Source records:
▶
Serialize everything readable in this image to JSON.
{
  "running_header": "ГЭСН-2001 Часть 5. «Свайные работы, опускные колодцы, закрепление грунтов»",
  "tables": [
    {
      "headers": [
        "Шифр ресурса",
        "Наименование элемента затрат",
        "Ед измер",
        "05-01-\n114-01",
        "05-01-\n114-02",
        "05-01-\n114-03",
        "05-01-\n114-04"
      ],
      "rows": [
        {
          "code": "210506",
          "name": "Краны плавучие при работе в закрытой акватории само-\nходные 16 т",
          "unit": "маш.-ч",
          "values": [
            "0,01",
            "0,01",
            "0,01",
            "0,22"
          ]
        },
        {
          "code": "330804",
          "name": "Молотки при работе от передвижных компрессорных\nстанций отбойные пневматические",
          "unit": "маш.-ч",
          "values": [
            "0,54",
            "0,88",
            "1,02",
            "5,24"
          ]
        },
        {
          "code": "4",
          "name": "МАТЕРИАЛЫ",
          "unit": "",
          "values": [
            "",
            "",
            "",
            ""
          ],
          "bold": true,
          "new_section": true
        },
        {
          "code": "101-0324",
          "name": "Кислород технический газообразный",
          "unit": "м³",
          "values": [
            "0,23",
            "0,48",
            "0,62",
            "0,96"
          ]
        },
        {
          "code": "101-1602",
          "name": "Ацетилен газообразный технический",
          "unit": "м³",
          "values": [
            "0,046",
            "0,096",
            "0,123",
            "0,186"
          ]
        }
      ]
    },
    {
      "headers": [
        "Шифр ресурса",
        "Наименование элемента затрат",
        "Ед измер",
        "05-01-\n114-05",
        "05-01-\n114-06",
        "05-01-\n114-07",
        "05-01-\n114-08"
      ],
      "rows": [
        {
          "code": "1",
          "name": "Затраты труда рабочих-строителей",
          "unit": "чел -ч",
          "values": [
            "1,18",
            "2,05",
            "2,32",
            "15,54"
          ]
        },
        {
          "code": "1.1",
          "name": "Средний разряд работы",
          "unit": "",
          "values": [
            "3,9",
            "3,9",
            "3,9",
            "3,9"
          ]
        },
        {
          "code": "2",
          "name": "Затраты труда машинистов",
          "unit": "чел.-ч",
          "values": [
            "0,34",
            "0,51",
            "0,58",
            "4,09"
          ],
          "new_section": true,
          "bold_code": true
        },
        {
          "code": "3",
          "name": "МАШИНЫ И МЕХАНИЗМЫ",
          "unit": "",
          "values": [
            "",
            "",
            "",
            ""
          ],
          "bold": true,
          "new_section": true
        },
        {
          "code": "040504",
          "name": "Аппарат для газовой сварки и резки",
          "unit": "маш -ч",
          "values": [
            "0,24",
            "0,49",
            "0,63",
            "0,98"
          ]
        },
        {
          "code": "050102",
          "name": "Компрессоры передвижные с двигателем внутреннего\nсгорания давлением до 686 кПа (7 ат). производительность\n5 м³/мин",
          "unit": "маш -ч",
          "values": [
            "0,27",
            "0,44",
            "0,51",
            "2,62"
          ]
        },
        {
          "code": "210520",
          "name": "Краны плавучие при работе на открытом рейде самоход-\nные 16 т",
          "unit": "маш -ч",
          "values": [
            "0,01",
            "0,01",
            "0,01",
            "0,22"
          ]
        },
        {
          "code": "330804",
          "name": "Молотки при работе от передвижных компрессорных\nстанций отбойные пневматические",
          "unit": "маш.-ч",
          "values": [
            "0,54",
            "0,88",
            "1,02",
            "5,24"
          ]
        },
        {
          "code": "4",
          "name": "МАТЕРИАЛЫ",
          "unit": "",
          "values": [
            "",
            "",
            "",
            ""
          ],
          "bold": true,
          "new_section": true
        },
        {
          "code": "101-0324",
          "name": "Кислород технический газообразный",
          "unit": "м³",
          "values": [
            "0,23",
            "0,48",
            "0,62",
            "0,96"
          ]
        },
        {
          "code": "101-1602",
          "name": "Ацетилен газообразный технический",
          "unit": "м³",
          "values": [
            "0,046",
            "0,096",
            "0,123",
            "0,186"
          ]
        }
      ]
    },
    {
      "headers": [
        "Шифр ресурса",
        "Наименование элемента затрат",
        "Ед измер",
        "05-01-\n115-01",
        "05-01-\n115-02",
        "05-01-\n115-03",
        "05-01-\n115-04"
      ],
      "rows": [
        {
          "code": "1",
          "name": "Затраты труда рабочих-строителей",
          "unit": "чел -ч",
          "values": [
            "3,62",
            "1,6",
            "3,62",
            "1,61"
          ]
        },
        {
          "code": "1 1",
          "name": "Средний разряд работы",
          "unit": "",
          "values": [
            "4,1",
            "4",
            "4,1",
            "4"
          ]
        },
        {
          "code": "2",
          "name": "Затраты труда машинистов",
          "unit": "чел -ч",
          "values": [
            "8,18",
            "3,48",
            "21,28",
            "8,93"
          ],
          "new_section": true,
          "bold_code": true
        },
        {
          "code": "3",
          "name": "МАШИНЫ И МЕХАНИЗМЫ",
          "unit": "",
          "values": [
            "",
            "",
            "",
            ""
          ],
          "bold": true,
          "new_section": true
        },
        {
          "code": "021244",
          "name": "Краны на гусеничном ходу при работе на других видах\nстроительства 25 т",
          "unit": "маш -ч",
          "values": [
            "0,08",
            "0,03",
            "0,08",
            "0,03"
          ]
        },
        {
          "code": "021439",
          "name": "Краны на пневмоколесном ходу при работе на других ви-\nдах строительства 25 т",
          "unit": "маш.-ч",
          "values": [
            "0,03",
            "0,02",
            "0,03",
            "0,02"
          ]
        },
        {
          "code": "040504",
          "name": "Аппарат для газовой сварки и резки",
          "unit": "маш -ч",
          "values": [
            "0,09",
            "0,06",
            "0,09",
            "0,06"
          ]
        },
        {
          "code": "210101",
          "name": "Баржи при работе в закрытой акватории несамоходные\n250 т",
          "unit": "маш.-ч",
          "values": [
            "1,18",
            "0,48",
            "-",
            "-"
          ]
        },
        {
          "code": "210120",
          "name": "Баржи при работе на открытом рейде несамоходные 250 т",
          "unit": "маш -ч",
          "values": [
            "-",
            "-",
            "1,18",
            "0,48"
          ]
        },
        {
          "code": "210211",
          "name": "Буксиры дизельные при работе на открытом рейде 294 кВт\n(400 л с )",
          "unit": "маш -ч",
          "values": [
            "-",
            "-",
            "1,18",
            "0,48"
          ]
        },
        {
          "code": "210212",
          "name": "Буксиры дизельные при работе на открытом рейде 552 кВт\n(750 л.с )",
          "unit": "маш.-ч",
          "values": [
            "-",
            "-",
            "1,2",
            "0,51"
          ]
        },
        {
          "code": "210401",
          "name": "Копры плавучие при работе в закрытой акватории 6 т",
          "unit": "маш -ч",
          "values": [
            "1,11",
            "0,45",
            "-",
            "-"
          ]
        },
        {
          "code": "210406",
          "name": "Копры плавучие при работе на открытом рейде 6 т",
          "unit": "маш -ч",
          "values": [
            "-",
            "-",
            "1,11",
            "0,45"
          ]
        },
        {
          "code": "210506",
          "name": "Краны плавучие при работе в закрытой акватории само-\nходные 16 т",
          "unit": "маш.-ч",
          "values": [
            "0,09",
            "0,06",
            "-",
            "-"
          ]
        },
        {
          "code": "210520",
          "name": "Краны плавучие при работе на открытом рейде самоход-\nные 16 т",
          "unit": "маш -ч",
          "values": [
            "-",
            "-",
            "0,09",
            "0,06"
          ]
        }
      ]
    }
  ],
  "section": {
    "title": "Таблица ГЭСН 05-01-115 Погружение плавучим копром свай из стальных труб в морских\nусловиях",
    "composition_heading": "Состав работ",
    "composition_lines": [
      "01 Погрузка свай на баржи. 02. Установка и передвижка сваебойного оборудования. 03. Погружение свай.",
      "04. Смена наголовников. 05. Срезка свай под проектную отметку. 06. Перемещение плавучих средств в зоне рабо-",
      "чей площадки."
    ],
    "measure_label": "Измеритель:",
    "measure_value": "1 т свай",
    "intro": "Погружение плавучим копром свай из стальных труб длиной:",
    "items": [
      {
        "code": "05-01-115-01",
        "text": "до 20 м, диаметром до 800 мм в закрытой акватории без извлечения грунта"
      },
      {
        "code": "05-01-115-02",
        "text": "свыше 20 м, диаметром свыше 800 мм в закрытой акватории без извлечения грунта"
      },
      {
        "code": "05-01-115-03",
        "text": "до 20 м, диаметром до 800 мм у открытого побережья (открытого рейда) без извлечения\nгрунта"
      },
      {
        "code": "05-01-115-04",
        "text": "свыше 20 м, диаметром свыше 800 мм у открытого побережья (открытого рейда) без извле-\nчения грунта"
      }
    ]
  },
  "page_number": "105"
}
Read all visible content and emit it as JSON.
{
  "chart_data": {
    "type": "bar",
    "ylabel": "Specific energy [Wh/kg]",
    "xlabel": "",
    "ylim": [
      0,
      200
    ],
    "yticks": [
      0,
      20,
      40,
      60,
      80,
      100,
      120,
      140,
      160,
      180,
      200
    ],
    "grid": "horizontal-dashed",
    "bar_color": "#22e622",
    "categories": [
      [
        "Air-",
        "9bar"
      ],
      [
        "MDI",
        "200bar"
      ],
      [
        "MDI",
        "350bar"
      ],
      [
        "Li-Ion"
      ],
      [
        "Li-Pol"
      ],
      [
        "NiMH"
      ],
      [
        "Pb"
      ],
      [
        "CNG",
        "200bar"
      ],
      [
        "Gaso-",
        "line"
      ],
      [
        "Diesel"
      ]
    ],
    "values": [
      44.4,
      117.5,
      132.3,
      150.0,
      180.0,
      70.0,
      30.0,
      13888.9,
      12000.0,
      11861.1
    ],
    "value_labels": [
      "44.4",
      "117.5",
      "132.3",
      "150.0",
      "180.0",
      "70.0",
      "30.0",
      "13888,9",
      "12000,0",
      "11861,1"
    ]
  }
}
◀
__Task directions__:
From the entries above, copy every line containing the word "акватории".

__Result of this task__:
          "name": "Краны плавучие при работе в закрытой акватории само-\nходные 16 т",
          "name": "Баржи при работе в закрытой акватории несамоходные\n250 т",
          "name": "Копры плавучие при работе в закрытой акватории 6 т",
          "name": "Краны плавучие при работе в закрытой акватории само-\nходные 16 т",
        "text": "до 20 м, диаметром до 800 мм в закрытой акватории без извлечения грунта"
        "text": "свыше 20 м, диаметром свыше 800 мм в закрытой акватории без извлечения грунта"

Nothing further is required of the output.